- **ASSIGNMENT**: In the records below, tally every line containing "name". Report only the total.

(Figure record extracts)
+---+
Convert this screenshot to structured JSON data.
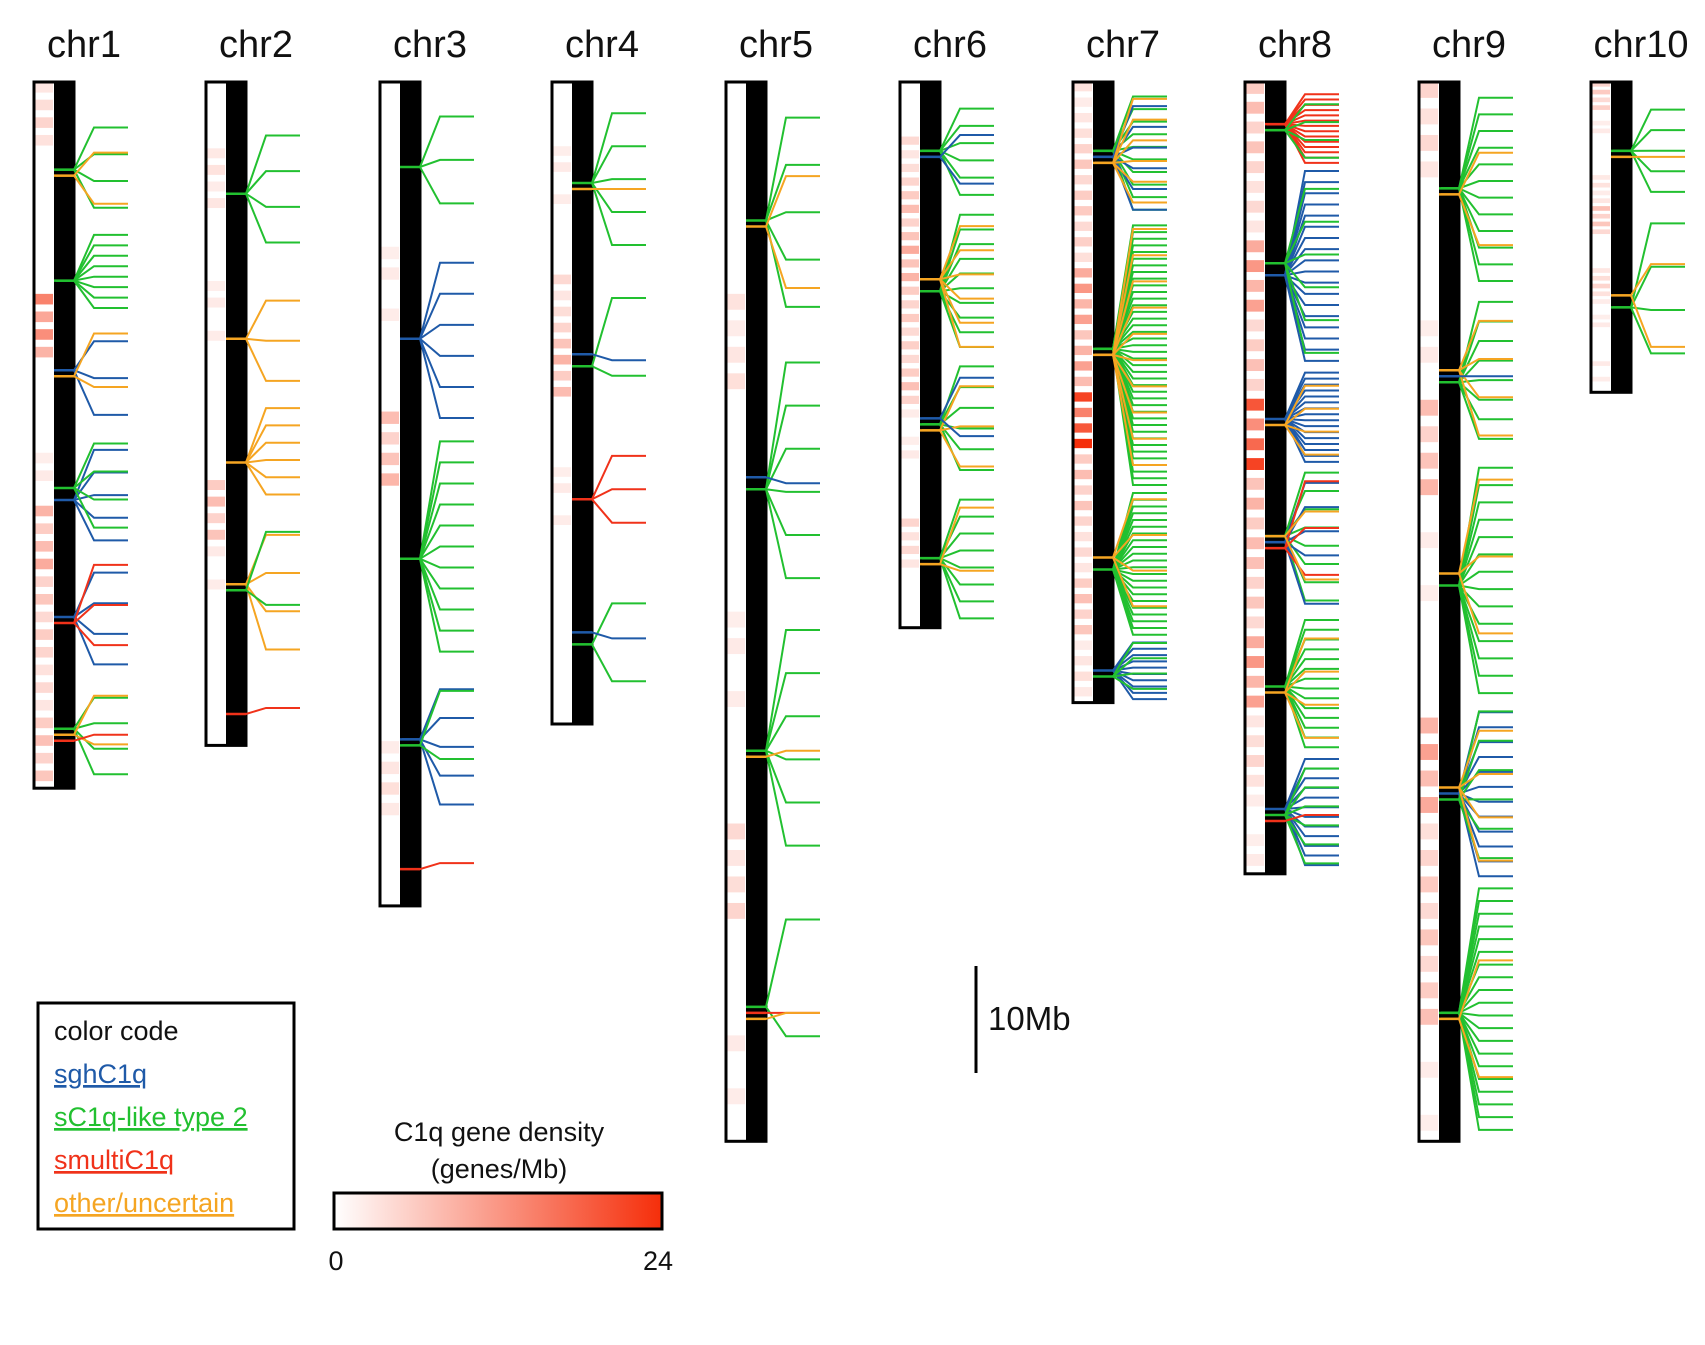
{
  "colors": {
    "sghC1q": "#1f5aa8",
    "sC1q-like type 2": "#22c030",
    "smultiC1q": "#f0321a",
    "other/uncertain": "#f5a522",
    "arm": "#000000",
    "density_low": "#ffffff",
    "density_high": "#f52e0a"
  },
  "chromosomes": [
    {
      "name": "chr1",
      "length_mb": 66,
      "regions": [
        {
          "start": 3.5,
          "end": 14,
          "n": 4,
          "class": "sC1q-like type 2"
        },
        {
          "start": 3.5,
          "end": 14,
          "n": 2,
          "class": "other/uncertain"
        },
        {
          "start": 14,
          "end": 22,
          "n": 8,
          "class": "sC1q-like type 2"
        },
        {
          "start": 22,
          "end": 33,
          "n": 3,
          "class": "sghC1q"
        },
        {
          "start": 22,
          "end": 33,
          "n": 2,
          "class": "other/uncertain"
        },
        {
          "start": 33,
          "end": 44,
          "n": 5,
          "class": "sghC1q"
        },
        {
          "start": 33,
          "end": 44,
          "n": 4,
          "class": "sC1q-like type 2"
        },
        {
          "start": 44,
          "end": 56,
          "n": 4,
          "class": "sghC1q"
        },
        {
          "start": 44,
          "end": 56,
          "n": 3,
          "class": "smultiC1q"
        },
        {
          "start": 56,
          "end": 66,
          "n": 4,
          "class": "sC1q-like type 2"
        },
        {
          "start": 56,
          "end": 66,
          "n": 2,
          "class": "other/uncertain"
        },
        {
          "start": 56,
          "end": 66,
          "n": 1,
          "class": "smultiC1q"
        }
      ]
    },
    {
      "name": "chr2",
      "length_mb": 62,
      "regions": [
        {
          "start": 4,
          "end": 18,
          "n": 4,
          "class": "sC1q-like type 2"
        },
        {
          "start": 18,
          "end": 30,
          "n": 3,
          "class": "other/uncertain"
        },
        {
          "start": 30,
          "end": 40,
          "n": 6,
          "class": "other/uncertain"
        },
        {
          "start": 40,
          "end": 55,
          "n": 4,
          "class": "other/uncertain"
        },
        {
          "start": 40,
          "end": 55,
          "n": 2,
          "class": "sC1q-like type 2"
        },
        {
          "start": 55,
          "end": 62,
          "n": 1,
          "class": "smultiC1q"
        }
      ]
    },
    {
      "name": "chr3",
      "length_mb": 77,
      "regions": [
        {
          "start": 2,
          "end": 15,
          "n": 3,
          "class": "sC1q-like type 2"
        },
        {
          "start": 15,
          "end": 33,
          "n": 6,
          "class": "sghC1q"
        },
        {
          "start": 33,
          "end": 55,
          "n": 11,
          "class": "sC1q-like type 2"
        },
        {
          "start": 55,
          "end": 69,
          "n": 5,
          "class": "sghC1q"
        },
        {
          "start": 55,
          "end": 69,
          "n": 2,
          "class": "sC1q-like type 2"
        },
        {
          "start": 69,
          "end": 77,
          "n": 1,
          "class": "smultiC1q"
        }
      ]
    },
    {
      "name": "chr4",
      "length_mb": 60,
      "regions": [
        {
          "start": 2,
          "end": 18,
          "n": 5,
          "class": "sC1q-like type 2"
        },
        {
          "start": 2,
          "end": 18,
          "n": 1,
          "class": "other/uncertain"
        },
        {
          "start": 18,
          "end": 34,
          "n": 2,
          "class": "sC1q-like type 2"
        },
        {
          "start": 18,
          "end": 34,
          "n": 1,
          "class": "sghC1q"
        },
        {
          "start": 34,
          "end": 44,
          "n": 3,
          "class": "smultiC1q"
        },
        {
          "start": 44,
          "end": 60,
          "n": 2,
          "class": "sC1q-like type 2"
        },
        {
          "start": 44,
          "end": 60,
          "n": 1,
          "class": "sghC1q"
        }
      ]
    },
    {
      "name": "chr5",
      "length_mb": 99,
      "regions": [
        {
          "start": 2,
          "end": 25,
          "n": 5,
          "class": "sC1q-like type 2"
        },
        {
          "start": 2,
          "end": 25,
          "n": 2,
          "class": "other/uncertain"
        },
        {
          "start": 25,
          "end": 50,
          "n": 6,
          "class": "sC1q-like type 2"
        },
        {
          "start": 25,
          "end": 50,
          "n": 1,
          "class": "sghC1q"
        },
        {
          "start": 50,
          "end": 75,
          "n": 6,
          "class": "sC1q-like type 2"
        },
        {
          "start": 50,
          "end": 75,
          "n": 1,
          "class": "other/uncertain"
        },
        {
          "start": 75,
          "end": 99,
          "n": 2,
          "class": "sC1q-like type 2"
        },
        {
          "start": 75,
          "end": 99,
          "n": 1,
          "class": "smultiC1q"
        },
        {
          "start": 75,
          "end": 99,
          "n": 1,
          "class": "other/uncertain"
        }
      ]
    },
    {
      "name": "chr6",
      "length_mb": 51,
      "regions": [
        {
          "start": 2,
          "end": 12,
          "n": 6,
          "class": "sC1q-like type 2"
        },
        {
          "start": 2,
          "end": 12,
          "n": 2,
          "class": "sghC1q"
        },
        {
          "start": 12,
          "end": 26,
          "n": 10,
          "class": "sC1q-like type 2"
        },
        {
          "start": 12,
          "end": 26,
          "n": 6,
          "class": "other/uncertain"
        },
        {
          "start": 26,
          "end": 38,
          "n": 6,
          "class": "sC1q-like type 2"
        },
        {
          "start": 26,
          "end": 38,
          "n": 3,
          "class": "other/uncertain"
        },
        {
          "start": 26,
          "end": 38,
          "n": 2,
          "class": "sghC1q"
        },
        {
          "start": 38,
          "end": 51,
          "n": 8,
          "class": "sC1q-like type 2"
        },
        {
          "start": 38,
          "end": 51,
          "n": 2,
          "class": "other/uncertain"
        }
      ]
    },
    {
      "name": "chr7",
      "length_mb": 58,
      "regions": [
        {
          "start": 1,
          "end": 13,
          "n": 10,
          "class": "sC1q-like type 2"
        },
        {
          "start": 1,
          "end": 13,
          "n": 6,
          "class": "sghC1q"
        },
        {
          "start": 1,
          "end": 13,
          "n": 6,
          "class": "other/uncertain"
        },
        {
          "start": 13,
          "end": 38,
          "n": 40,
          "class": "sC1q-like type 2"
        },
        {
          "start": 13,
          "end": 38,
          "n": 10,
          "class": "other/uncertain"
        },
        {
          "start": 38,
          "end": 52,
          "n": 22,
          "class": "sC1q-like type 2"
        },
        {
          "start": 38,
          "end": 52,
          "n": 4,
          "class": "other/uncertain"
        },
        {
          "start": 52,
          "end": 58,
          "n": 10,
          "class": "sghC1q"
        },
        {
          "start": 52,
          "end": 58,
          "n": 4,
          "class": "sC1q-like type 2"
        }
      ]
    },
    {
      "name": "chr8",
      "length_mb": 74,
      "regions": [
        {
          "start": 1,
          "end": 8,
          "n": 14,
          "class": "smultiC1q"
        },
        {
          "start": 1,
          "end": 8,
          "n": 4,
          "class": "sC1q-like type 2"
        },
        {
          "start": 8,
          "end": 27,
          "n": 18,
          "class": "sghC1q"
        },
        {
          "start": 8,
          "end": 27,
          "n": 6,
          "class": "sC1q-like type 2"
        },
        {
          "start": 27,
          "end": 36,
          "n": 16,
          "class": "sghC1q"
        },
        {
          "start": 27,
          "end": 36,
          "n": 4,
          "class": "other/uncertain"
        },
        {
          "start": 36,
          "end": 50,
          "n": 8,
          "class": "sC1q-like type 2"
        },
        {
          "start": 36,
          "end": 50,
          "n": 6,
          "class": "sghC1q"
        },
        {
          "start": 36,
          "end": 50,
          "n": 3,
          "class": "smultiC1q"
        },
        {
          "start": 36,
          "end": 50,
          "n": 2,
          "class": "other/uncertain"
        },
        {
          "start": 50,
          "end": 63,
          "n": 14,
          "class": "sC1q-like type 2"
        },
        {
          "start": 50,
          "end": 63,
          "n": 4,
          "class": "other/uncertain"
        },
        {
          "start": 63,
          "end": 74,
          "n": 12,
          "class": "sghC1q"
        },
        {
          "start": 63,
          "end": 74,
          "n": 6,
          "class": "sC1q-like type 2"
        },
        {
          "start": 63,
          "end": 74,
          "n": 1,
          "class": "smultiC1q"
        }
      ]
    },
    {
      "name": "chr9",
      "length_mb": 99,
      "regions": [
        {
          "start": 1,
          "end": 20,
          "n": 12,
          "class": "sC1q-like type 2"
        },
        {
          "start": 1,
          "end": 20,
          "n": 2,
          "class": "other/uncertain"
        },
        {
          "start": 20,
          "end": 35,
          "n": 8,
          "class": "sC1q-like type 2"
        },
        {
          "start": 20,
          "end": 35,
          "n": 4,
          "class": "other/uncertain"
        },
        {
          "start": 20,
          "end": 35,
          "n": 1,
          "class": "sghC1q"
        },
        {
          "start": 35,
          "end": 58,
          "n": 14,
          "class": "sC1q-like type 2"
        },
        {
          "start": 35,
          "end": 58,
          "n": 3,
          "class": "other/uncertain"
        },
        {
          "start": 58,
          "end": 75,
          "n": 12,
          "class": "sghC1q"
        },
        {
          "start": 58,
          "end": 75,
          "n": 6,
          "class": "sC1q-like type 2"
        },
        {
          "start": 58,
          "end": 75,
          "n": 4,
          "class": "other/uncertain"
        },
        {
          "start": 75,
          "end": 99,
          "n": 20,
          "class": "sC1q-like type 2"
        },
        {
          "start": 75,
          "end": 99,
          "n": 2,
          "class": "other/uncertain"
        }
      ]
    },
    {
      "name": "chr10",
      "length_mb": 29,
      "regions": [
        {
          "start": 2,
          "end": 12,
          "n": 5,
          "class": "sC1q-like type 2"
        },
        {
          "start": 2,
          "end": 12,
          "n": 1,
          "class": "other/uncertain"
        },
        {
          "start": 12,
          "end": 29,
          "n": 4,
          "class": "sC1q-like type 2"
        },
        {
          "start": 12,
          "end": 29,
          "n": 2,
          "class": "other/uncertain"
        }
      ]
    }
  ],
  "scale_bar": {
    "label": "10Mb",
    "value_mb": 10
  },
  "legend": {
    "title": "color code",
    "entries": [
      {
        "label": "sghC1q",
        "class": "sghC1q"
      },
      {
        "label": "sC1q-like type 2",
        "class": "sC1q-like type 2"
      },
      {
        "label": "smultiC1q",
        "class": "smultiC1q"
      },
      {
        "label": "other/uncertain",
        "class": "other/uncertain"
      }
    ]
  },
  "density_bar": {
    "title_line1": "C1q gene density",
    "title_line2": "(genes/Mb)",
    "min_label": "0",
    "max_label": "24",
    "min": 0,
    "max": 24
  }
}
+---+
- **PROBLEM SOLUTION**: 10